[Records contained in a dataset]
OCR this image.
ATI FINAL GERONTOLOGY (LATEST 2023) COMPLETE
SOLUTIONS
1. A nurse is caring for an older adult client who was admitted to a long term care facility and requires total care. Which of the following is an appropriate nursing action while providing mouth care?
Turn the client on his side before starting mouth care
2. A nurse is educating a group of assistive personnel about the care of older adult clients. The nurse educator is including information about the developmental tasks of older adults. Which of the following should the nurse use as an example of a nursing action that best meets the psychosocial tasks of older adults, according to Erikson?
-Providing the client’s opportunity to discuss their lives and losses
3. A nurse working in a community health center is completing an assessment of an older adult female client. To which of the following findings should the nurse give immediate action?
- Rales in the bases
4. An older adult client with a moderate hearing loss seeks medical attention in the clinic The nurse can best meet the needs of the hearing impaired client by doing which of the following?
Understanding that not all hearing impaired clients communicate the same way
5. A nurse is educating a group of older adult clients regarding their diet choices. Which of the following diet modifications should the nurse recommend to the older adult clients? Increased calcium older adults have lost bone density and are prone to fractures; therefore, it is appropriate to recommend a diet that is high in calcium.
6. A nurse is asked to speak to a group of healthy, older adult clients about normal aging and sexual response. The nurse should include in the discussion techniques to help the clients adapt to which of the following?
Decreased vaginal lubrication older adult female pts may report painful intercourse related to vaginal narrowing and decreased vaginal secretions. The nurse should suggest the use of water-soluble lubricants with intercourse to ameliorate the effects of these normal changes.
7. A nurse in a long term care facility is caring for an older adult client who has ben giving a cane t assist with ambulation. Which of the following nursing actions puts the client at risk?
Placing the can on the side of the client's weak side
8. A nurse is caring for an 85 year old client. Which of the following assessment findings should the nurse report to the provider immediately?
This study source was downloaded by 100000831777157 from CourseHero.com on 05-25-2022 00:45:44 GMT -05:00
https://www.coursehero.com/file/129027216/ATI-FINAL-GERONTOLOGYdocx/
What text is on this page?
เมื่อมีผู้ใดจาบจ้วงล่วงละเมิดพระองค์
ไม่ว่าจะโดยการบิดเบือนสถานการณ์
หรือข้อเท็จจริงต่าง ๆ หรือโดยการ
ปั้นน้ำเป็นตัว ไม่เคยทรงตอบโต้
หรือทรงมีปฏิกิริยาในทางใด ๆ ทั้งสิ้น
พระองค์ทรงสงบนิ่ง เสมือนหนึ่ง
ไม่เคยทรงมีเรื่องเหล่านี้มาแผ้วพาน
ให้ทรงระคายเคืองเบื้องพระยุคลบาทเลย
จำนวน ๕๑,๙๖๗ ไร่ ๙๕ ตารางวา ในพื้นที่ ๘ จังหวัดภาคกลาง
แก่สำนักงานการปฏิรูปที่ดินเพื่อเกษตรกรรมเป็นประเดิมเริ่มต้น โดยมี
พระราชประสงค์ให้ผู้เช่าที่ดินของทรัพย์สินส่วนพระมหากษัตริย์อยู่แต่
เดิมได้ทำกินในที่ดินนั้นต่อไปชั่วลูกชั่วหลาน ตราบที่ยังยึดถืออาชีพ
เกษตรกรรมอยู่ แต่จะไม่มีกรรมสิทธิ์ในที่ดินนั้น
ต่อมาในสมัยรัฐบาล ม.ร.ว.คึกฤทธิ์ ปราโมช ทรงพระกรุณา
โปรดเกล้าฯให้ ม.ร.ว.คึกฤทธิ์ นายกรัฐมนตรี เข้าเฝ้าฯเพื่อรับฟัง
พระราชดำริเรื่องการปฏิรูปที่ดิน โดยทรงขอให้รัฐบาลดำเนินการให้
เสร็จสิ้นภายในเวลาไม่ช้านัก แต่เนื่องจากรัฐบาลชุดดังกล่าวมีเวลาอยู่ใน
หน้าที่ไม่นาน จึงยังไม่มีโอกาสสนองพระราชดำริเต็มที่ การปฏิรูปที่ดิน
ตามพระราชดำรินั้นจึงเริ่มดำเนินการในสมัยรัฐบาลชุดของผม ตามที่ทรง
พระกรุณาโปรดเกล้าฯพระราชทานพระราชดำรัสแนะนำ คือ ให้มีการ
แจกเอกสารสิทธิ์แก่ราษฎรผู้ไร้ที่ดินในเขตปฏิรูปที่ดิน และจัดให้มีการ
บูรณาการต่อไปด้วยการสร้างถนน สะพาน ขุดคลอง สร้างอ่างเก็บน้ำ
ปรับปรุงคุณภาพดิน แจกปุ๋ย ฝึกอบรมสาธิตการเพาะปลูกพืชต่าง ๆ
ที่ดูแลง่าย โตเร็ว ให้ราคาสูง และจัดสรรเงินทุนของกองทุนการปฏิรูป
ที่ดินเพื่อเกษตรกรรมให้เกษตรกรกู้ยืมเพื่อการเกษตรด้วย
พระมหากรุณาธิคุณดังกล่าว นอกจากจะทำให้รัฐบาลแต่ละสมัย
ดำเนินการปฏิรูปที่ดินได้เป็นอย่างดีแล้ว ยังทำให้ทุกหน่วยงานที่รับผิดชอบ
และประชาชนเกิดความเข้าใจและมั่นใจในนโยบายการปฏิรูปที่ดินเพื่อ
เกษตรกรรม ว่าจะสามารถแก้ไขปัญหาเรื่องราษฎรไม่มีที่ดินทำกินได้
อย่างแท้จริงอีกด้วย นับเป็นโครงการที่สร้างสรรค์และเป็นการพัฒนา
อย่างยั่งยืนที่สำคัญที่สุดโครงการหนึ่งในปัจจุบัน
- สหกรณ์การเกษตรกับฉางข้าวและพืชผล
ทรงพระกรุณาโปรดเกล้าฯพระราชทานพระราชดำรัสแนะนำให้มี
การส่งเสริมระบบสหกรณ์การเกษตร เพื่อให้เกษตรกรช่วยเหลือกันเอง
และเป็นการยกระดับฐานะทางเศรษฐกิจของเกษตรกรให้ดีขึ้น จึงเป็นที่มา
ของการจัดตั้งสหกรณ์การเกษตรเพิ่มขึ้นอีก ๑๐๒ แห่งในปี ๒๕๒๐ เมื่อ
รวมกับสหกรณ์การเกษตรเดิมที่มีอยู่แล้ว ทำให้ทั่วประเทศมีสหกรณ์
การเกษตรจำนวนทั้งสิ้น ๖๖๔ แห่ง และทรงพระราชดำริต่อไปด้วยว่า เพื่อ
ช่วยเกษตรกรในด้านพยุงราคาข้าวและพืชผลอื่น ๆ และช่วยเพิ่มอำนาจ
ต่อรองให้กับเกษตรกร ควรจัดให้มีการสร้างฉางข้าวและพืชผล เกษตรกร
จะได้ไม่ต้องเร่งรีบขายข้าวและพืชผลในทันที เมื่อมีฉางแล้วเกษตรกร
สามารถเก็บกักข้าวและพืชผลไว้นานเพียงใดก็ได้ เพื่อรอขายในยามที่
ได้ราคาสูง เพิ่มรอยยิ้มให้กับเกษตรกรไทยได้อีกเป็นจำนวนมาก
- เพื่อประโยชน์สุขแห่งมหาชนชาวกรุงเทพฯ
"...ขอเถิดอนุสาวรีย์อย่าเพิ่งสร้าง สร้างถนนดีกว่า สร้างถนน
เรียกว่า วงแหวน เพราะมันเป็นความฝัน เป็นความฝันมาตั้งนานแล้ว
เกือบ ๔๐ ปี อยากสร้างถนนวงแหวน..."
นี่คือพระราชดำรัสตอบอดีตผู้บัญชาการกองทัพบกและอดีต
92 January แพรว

Job:
Write out every line of the records exactly.

Correct result:
OCR this image.
ATI FINAL GERONTOLOGY (LATEST 2023) COMPLETE
SOLUTIONS
1. A nurse is caring for an older adult client who was admitted to a long term care facility and requires total care. Which of the following is an appropriate nursing action while providing mouth care?
Turn the client on his side before starting mouth care
2. A nurse is educating a group of assistive personnel about the care of older adult clients. The nurse educator is including information about the developmental tasks of older adults. Which of the following should the nurse use as an example of a nursing action that best meets the psychosocial tasks of older adults, according to Erikson?
-Providing the client’s opportunity to discuss their lives and losses
3. A nurse working in a community health center is completing an assessment of an older adult female client. To which of the following findings should the nurse give immediate action?
- Rales in the bases
4. An older adult client with a moderate hearing loss seeks medical attention in the clinic The nurse can best meet the needs of the hearing impaired client by doing which of the following?
Understanding that not all hearing impaired clients communicate the same way
5. A nurse is educating a group of older adult clients regarding their diet choices. Which of the following diet modifications should the nurse recommend to the older adult clients? Increased calcium older adults have lost bone density and are prone to fractures; therefore, it is appropriate to recommend a diet that is high in calcium.
6. A nurse is asked to speak to a group of healthy, older adult clients about normal aging and sexual response. The nurse should include in the discussion techniques to help the clients adapt to which of the following?
Decreased vaginal lubrication older adult female pts may report painful intercourse related to vaginal narrowing and decreased vaginal secretions. The nurse should suggest the use of water-soluble lubricants with intercourse to ameliorate the effects of these normal changes.
7. A nurse in a long term care facility is caring for an older adult client who has ben giving a cane t assist with ambulation. Which of the following nursing actions puts the client at risk?
Placing the can on the side of the client's weak side
8. A nurse is caring for an 85 year old client. Which of the following assessment findings should the nurse report to the provider immediately?
This study source was downloaded by 100000831777157 from CourseHero.com on 05-25-2022 00:45:44 GMT -05:00
https://www.coursehero.com/file/129027216/ATI-FINAL-GERONTOLOGYdocx/
What text is on this page?
เมื่อมีผู้ใดจาบจ้วงล่วงละเมิดพระองค์
ไม่ว่าจะโดยการบิดเบือนสถานการณ์
หรือข้อเท็จจริงต่าง ๆ หรือโดยการ
ปั้นน้ำเป็นตัว ไม่เคยทรงตอบโต้
หรือทรงมีปฏิกิริยาในทางใด ๆ ทั้งสิ้น
พระองค์ทรงสงบนิ่ง เสมือนหนึ่ง
ไม่เคยทรงมีเรื่องเหล่านี้มาแผ้วพาน
ให้ทรงระคายเคืองเบื้องพระยุคลบาทเลย
จำนวน ๕๑,๙๖๗ ไร่ ๙๕ ตารางวา ในพื้นที่ ๘ จังหวัดภาคกลาง
แก่สำนักงานการปฏิรูปที่ดินเพื่อเกษตรกรรมเป็นประเดิมเริ่มต้น โดยมี
พระราชประสงค์ให้ผู้เช่าที่ดินของทรัพย์สินส่วนพระมหากษัตริย์อยู่แต่
เดิมได้ทำกินในที่ดินนั้นต่อไปชั่วลูกชั่วหลาน ตราบที่ยังยึดถืออาชีพ
เกษตรกรรมอยู่ แต่จะไม่มีกรรมสิทธิ์ในที่ดินนั้น
ต่อมาในสมัยรัฐบาล ม.ร.ว.คึกฤทธิ์ ปราโมช ทรงพระกรุณา
โปรดเกล้าฯให้ ม.ร.ว.คึกฤทธิ์ นายกรัฐมนตรี เข้าเฝ้าฯเพื่อรับฟัง
พระราชดำริเรื่องการปฏิรูปที่ดิน โดยทรงขอให้รัฐบาลดำเนินการให้
เสร็จสิ้นภายในเวลาไม่ช้านัก แต่เนื่องจากรัฐบาลชุดดังกล่าวมีเวลาอยู่ใน
หน้าที่ไม่นาน จึงยังไม่มีโอกาสสนองพระราชดำริเต็มที่ การปฏิรูปที่ดิน
ตามพระราชดำรินั้นจึงเริ่มดำเนินการในสมัยรัฐบาลชุดของผม ตามที่ทรง
พระกรุณาโปรดเกล้าฯพระราชทานพระราชดำรัสแนะนำ คือ ให้มีการ
แจกเอกสารสิทธิ์แก่ราษฎรผู้ไร้ที่ดินในเขตปฏิรูปที่ดิน และจัดให้มีการ
บูรณาการต่อไปด้วยการสร้างถนน สะพาน ขุดคลอง สร้างอ่างเก็บน้ำ
ปรับปรุงคุณภาพดิน แจกปุ๋ย ฝึกอบรมสาธิตการเพาะปลูกพืชต่าง ๆ
ที่ดูแลง่าย โตเร็ว ให้ราคาสูง และจัดสรรเงินทุนของกองทุนการปฏิรูป
ที่ดินเพื่อเกษตรกรรมให้เกษตรกรกู้ยืมเพื่อการเกษตรด้วย
พระมหากรุณาธิคุณดังกล่าว นอกจากจะทำให้รัฐบาลแต่ละสมัย
ดำเนินการปฏิรูปที่ดินได้เป็นอย่างดีแล้ว ยังทำให้ทุกหน่วยงานที่รับผิดชอบ
และประชาชนเกิดความเข้าใจและมั่นใจในนโยบายการปฏิรูปที่ดินเพื่อ
เกษตรกรรม ว่าจะสามารถแก้ไขปัญหาเรื่องราษฎรไม่มีที่ดินทำกินได้
อย่างแท้จริงอีกด้วย นับเป็นโครงการที่สร้างสรรค์และเป็นการพัฒนา
อย่างยั่งยืนที่สำคัญที่สุดโครงการหนึ่งในปัจจุบัน
- สหกรณ์การเกษตรกับฉางข้าวและพืชผล
ทรงพระกรุณาโปรดเกล้าฯพระราชทานพระราชดำรัสแนะนำให้มี
การส่งเสริมระบบสหกรณ์การเกษตร เพื่อให้เกษตรกรช่วยเหลือกันเอง
และเป็นการยกระดับฐานะทางเศรษฐกิจของเกษตรกรให้ดีขึ้น จึงเป็นที่มา
ของการจัดตั้งสหกรณ์การเกษตรเพิ่มขึ้นอีก ๑๐๒ แห่งในปี ๒๕๒๐ เมื่อ
รวมกับสหกรณ์การเกษตรเดิมที่มีอยู่แล้ว ทำให้ทั่วประเทศมีสหกรณ์
การเกษตรจำนวนทั้งสิ้น ๖๖๔ แห่ง และทรงพระราชดำริต่อไปด้วยว่า เพื่อ
ช่วยเกษตรกรในด้านพยุงราคาข้าวและพืชผลอื่น ๆ และช่วยเพิ่มอำนาจ
ต่อรองให้กับเกษตรกร ควรจัดให้มีการสร้างฉางข้าวและพืชผล เกษตรกร
จะได้ไม่ต้องเร่งรีบขายข้าวและพืชผลในทันที เมื่อมีฉางแล้วเกษตรกร
สามารถเก็บกักข้าวและพืชผลไว้นานเพียงใดก็ได้ เพื่อรอขายในยามที่
ได้ราคาสูง เพิ่มรอยยิ้มให้กับเกษตรกรไทยได้อีกเป็นจำนวนมาก
- เพื่อประโยชน์สุขแห่งมหาชนชาวกรุงเทพฯ
"...ขอเถิดอนุสาวรีย์อย่าเพิ่งสร้าง สร้างถนนดีกว่า สร้างถนน
เรียกว่า วงแหวน เพราะมันเป็นความฝัน เป็นความฝันมาตั้งนานแล้ว
เกือบ ๔๐ ปี อยากสร้างถนนวงแหวน..."
นี่คือพระราชดำรัสตอบอดีตผู้บัญชาการกองทัพบกและอดีต
92 January แพรว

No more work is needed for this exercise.